Stated goal: Look through the data for the string "JSON". Copy every line where it is found.

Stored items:
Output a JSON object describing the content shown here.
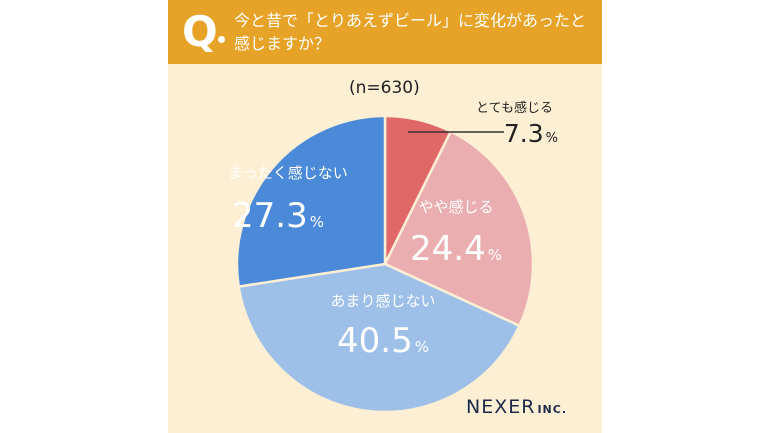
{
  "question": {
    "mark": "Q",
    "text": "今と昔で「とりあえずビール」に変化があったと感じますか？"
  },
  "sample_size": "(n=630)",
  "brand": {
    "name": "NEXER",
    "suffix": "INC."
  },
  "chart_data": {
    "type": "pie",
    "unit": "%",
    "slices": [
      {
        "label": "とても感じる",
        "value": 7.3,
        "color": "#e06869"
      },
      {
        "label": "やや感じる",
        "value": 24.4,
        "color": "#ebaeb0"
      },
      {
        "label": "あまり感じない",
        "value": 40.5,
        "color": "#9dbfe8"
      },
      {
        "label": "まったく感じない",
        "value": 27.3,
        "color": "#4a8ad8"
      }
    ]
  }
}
---
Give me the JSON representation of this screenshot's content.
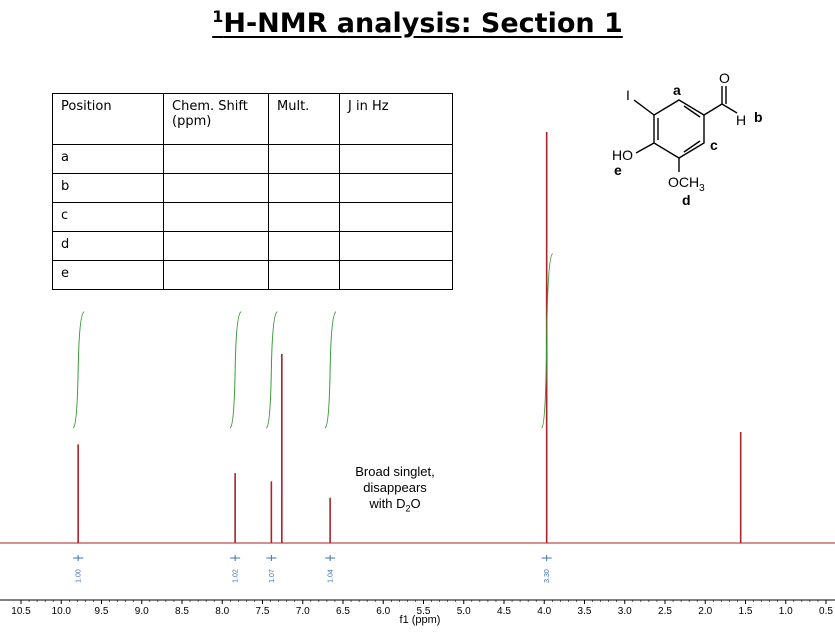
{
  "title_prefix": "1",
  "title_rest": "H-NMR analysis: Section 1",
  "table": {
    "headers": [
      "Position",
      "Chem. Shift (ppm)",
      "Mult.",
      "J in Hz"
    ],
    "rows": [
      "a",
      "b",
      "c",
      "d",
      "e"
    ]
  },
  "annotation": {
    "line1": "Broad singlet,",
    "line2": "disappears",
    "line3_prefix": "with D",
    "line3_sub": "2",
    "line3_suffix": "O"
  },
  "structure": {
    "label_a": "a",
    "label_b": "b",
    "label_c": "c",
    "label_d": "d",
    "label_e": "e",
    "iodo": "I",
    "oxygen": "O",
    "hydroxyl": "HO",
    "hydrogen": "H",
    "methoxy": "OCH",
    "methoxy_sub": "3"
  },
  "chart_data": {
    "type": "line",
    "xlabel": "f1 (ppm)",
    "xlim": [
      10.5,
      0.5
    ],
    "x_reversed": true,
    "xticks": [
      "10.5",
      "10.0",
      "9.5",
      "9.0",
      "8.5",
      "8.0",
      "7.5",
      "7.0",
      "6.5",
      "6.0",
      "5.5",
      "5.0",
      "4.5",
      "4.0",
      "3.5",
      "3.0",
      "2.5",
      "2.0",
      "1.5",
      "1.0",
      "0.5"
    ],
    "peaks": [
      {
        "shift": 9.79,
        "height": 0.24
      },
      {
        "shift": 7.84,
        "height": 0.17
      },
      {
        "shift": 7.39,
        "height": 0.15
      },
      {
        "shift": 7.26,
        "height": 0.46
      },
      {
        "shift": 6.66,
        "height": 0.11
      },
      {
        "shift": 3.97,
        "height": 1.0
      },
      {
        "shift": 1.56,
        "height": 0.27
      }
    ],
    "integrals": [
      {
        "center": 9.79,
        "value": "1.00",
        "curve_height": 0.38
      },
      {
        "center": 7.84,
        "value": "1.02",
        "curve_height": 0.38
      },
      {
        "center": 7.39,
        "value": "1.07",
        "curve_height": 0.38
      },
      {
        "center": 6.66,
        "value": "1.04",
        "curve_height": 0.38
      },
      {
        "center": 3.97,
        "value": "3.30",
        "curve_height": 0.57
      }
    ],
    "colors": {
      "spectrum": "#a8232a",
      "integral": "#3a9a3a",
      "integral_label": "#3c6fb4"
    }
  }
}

Final result:
Output a JSON object describing the content shown here.
Give me the JSON representation of this screenshot's content.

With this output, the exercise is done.